設問:
a) 予防接種の文章で、医院に着いた子供がしんどそうだった理由を、文章に基づいて一、二文で説明してください。
b) 予防接種の文章のうち、「そこに、先に来ていた一人の女の子が泣き叫んでいる。」から始まり「あまりにひどく泣いているあの子に圧倒されているのかもしれない。」で終わる部分をそのまま引用してください。
c) 予防接種の文章を、最後の文の後から書き継いでください。

原文:
■ ■ ■

近所にある小さな小児科医院に予防接種にいった。
なんとなく不穏な空気を感じで歩かない子供。
着くと、すでにあふれかえる患者達。
人の多さに圧倒されて、しんどそうな子供。
かなり不機嫌にある。

そこに、先に来ていた一人の女の子が泣き叫んでいる。
あの子も予防接種だろうか。
5歳くらいの女の子で、もう注射がいやなものと、はっきり分かる年齢のよう。
いつもなら環境の変化や大きな泣き声に耐えきれず泣く我が子だが、今回はダンマリ。
無口のまま、動揺はしているよう。
あまりにひどく泣いているあの子に圧倒されているのかもしれない。

泣き叫んでいる女の子のお母さんはあきらめている。
もう、泣き止ますことをあきらめている。
女の子は、お姉さんとお母さんで来院していた。
女の子は椅子から落ちて、お母さんの足元で暴れながら泣いている。
お母さんとお姉さんは困ったような表情。

■ ■ ■

[保存済みデータ項目]
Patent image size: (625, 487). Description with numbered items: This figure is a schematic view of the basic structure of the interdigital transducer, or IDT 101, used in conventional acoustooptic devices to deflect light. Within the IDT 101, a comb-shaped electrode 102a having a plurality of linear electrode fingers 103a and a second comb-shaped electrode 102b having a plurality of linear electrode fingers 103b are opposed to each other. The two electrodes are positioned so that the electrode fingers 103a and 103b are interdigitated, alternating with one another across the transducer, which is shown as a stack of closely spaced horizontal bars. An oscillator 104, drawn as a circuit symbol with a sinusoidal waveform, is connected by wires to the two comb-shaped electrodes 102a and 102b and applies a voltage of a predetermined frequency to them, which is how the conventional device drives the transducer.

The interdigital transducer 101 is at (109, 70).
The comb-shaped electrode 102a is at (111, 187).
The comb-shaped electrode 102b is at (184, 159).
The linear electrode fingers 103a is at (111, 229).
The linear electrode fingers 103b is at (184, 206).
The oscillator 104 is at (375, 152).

■ ■ ■

各設問の解答:
a) 医院に着くと患者があふれかえっていました。子供はその人の多さに圧倒されていたためです。

b)
そこに、先に来ていた一人の女の子が泣き叫んでいる。
あの子も予防接種だろうか。
5歳くらいの女の子で、もう注射がいやなものと、はっきり分かる年齢のよう。
いつもなら環境の変化や大きな泣き声に耐えきれず泣く我が子だが、今回はダンマリ。
無口のまま、動揺はしているよう。
あまりにひどく泣いているあの子に圧倒されているのかもしれない。

c)
混雑した医院に泣き叫ぶ声が響く。
大丈夫だよ。
すぐ終わるよ。
って声をかけたい。
でも、そんなことできなかった。
だって、嫌なものはいやなんだろう。
待っているところが離れていてよかった。
気の利いた言葉がかけられないから。
泣き止ますような、うまい言葉なんて、思い浮かばない。

まわりも見守っている。
お母さんの側に座っている年配の方がニコニコして女の子を見つめている。
女の子はたまに、年配の方を見て声を少しやわらげるものの、ダメみたい。
泣き止まない。

とうとう女の子の番だ。
診察室に吸い込まれていく、家族。
一瞬静かになった。
院内は静まり返った。
数分後、診察室から、大きな泣き声が再び聞こえだした。
今度はさらに怒ったように叫んでいる。

なんだろう。
注射だろうか。
しんどいのかもしれない。
病院はつらい。
待ち時間もつらい。
人もあふれている。
マスクで人の表情もわかりにくい。
こわい。
きつい。

女の子のお母さんは辛そうにずっと下を向いていた。
その後、そっとお金を払って帰っていった。
帰りに美味しいものでも買って帰ろう。
家でゆっくりしよう。
そう念じながら見送った。

泣き出したら止まらないのは同じ時がある。
周りが気になるけど、どうにもならない時もある。
気をそらして泣き止ましたいけど、なかなかできない。
そういう時が多々ある。

ついに自分の番がきた。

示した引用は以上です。